INSTRUCTIONS TO FOLLOW.
Swap "Hidden" for "Concealed" in the items starting with the line that contains "uI element localization: list" and going on through the line that contains "list-item: Highlight Sonar", and give those lines back with nothing else changed. Leave the pictures out.

#### STORED ROWS ####

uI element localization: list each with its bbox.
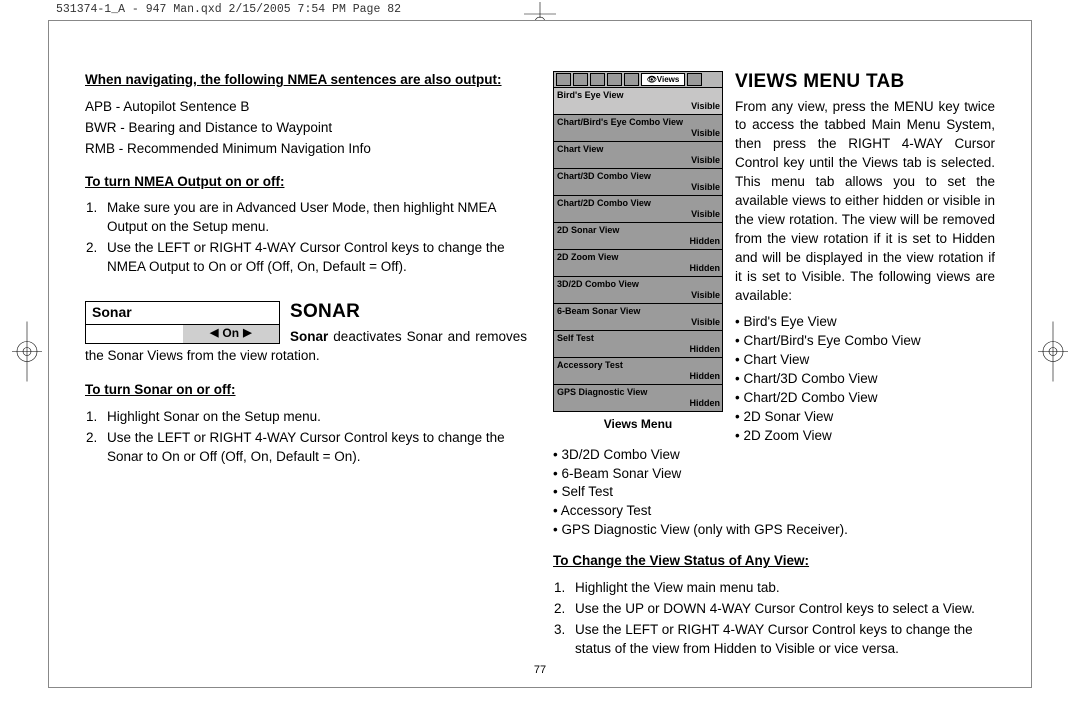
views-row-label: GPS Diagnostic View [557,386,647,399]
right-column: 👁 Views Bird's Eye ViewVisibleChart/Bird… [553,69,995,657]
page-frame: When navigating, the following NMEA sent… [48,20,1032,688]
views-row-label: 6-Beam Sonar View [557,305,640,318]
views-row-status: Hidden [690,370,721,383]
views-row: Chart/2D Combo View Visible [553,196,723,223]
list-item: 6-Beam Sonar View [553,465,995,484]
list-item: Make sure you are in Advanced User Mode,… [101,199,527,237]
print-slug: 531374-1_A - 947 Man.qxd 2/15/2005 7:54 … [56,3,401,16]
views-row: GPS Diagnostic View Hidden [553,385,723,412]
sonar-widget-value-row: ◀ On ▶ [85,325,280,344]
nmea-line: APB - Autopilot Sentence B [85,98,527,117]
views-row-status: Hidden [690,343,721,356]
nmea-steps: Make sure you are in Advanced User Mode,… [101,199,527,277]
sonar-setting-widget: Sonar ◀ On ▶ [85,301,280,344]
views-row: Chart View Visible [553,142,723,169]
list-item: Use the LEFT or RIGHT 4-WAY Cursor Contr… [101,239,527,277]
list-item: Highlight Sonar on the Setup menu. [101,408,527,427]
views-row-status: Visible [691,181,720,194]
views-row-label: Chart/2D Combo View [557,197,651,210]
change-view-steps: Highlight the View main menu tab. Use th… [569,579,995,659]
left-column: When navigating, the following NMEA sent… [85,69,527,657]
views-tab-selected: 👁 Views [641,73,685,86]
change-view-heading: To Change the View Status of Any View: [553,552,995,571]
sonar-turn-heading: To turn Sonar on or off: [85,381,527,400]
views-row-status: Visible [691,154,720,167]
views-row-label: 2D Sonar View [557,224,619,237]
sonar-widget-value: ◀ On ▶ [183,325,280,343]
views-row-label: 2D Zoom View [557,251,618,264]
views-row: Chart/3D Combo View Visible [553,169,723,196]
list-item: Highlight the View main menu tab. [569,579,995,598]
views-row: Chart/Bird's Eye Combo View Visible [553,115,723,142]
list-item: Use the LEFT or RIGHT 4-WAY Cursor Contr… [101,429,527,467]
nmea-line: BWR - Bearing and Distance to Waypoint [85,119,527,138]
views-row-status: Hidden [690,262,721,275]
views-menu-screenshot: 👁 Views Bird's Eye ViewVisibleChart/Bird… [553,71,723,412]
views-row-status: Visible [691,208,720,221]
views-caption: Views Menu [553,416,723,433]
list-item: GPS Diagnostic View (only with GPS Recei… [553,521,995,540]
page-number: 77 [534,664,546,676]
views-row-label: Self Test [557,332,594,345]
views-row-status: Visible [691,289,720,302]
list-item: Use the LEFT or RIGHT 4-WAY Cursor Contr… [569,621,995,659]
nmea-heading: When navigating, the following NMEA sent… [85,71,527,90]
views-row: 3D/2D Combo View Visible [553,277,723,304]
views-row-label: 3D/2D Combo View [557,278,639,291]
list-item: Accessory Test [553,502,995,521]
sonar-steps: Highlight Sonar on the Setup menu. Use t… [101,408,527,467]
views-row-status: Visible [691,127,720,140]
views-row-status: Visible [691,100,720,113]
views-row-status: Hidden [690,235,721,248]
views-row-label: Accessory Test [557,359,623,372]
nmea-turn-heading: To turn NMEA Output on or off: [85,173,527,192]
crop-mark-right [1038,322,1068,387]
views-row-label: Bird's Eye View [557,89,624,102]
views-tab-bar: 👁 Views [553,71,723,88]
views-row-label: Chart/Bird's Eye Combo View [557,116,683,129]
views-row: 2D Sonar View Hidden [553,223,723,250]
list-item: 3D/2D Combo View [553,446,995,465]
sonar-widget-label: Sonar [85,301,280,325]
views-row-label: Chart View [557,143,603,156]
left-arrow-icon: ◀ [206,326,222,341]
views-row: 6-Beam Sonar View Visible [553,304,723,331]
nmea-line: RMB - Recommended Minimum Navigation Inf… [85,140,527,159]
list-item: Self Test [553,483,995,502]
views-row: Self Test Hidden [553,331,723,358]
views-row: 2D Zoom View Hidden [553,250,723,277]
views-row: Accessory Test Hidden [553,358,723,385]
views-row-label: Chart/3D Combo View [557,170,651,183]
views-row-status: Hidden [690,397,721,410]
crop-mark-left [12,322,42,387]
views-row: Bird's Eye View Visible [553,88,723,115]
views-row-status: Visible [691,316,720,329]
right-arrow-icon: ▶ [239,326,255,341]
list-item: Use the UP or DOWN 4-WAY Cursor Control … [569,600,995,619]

####
#### STORED ROWS ####

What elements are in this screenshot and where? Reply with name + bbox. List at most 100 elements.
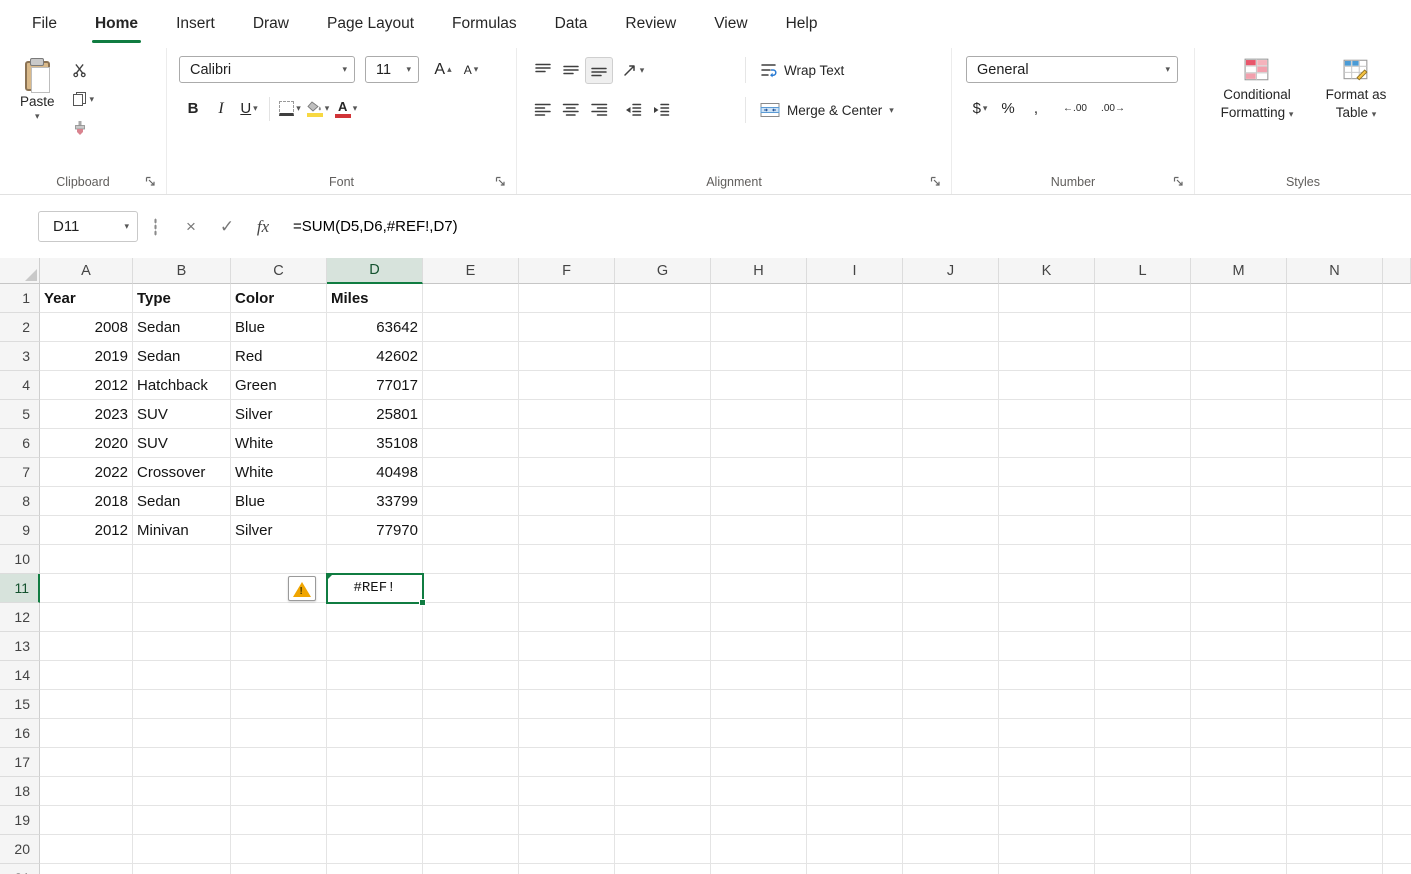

####

EXERCISE RESPONSE.
uI element localization: list each with its bbox.
views-row-label: GPS Diagnostic View [557,386,647,399]
right-column: 👁 Views Bird's Eye ViewVisibleChart/Bird… [553,69,995,657]
page-frame: When navigating, the following NMEA sent… [48,20,1032,688]
views-row-label: 6-Beam Sonar View [557,305,640,318]
views-row-status: Concealed [690,370,721,383]
views-row: Chart/2D Combo View Visible [553,196,723,223]
list-item: 6-Beam Sonar View [553,465,995,484]
list-item: Make sure you are in Advanced User Mode,… [101,199,527,237]
print-slug: 531374-1_A - 947 Man.qxd 2/15/2005 7:54 … [56,3,401,16]
views-row: GPS Diagnostic View Concealed [553,385,723,412]
sonar-widget-value-row: ◀ On ▶ [85,325,280,344]
nmea-line: APB - Autopilot Sentence B [85,98,527,117]
views-row-status: Concealed [690,343,721,356]
nmea-steps: Make sure you are in Advanced User Mode,… [101,199,527,277]
sonar-setting-widget: Sonar ◀ On ▶ [85,301,280,344]
views-row: Chart View Visible [553,142,723,169]
list-item: Use the LEFT or RIGHT 4-WAY Cursor Contr… [101,239,527,277]
list-item: Highlight Sonar on the Setup menu. [101,408,527,427]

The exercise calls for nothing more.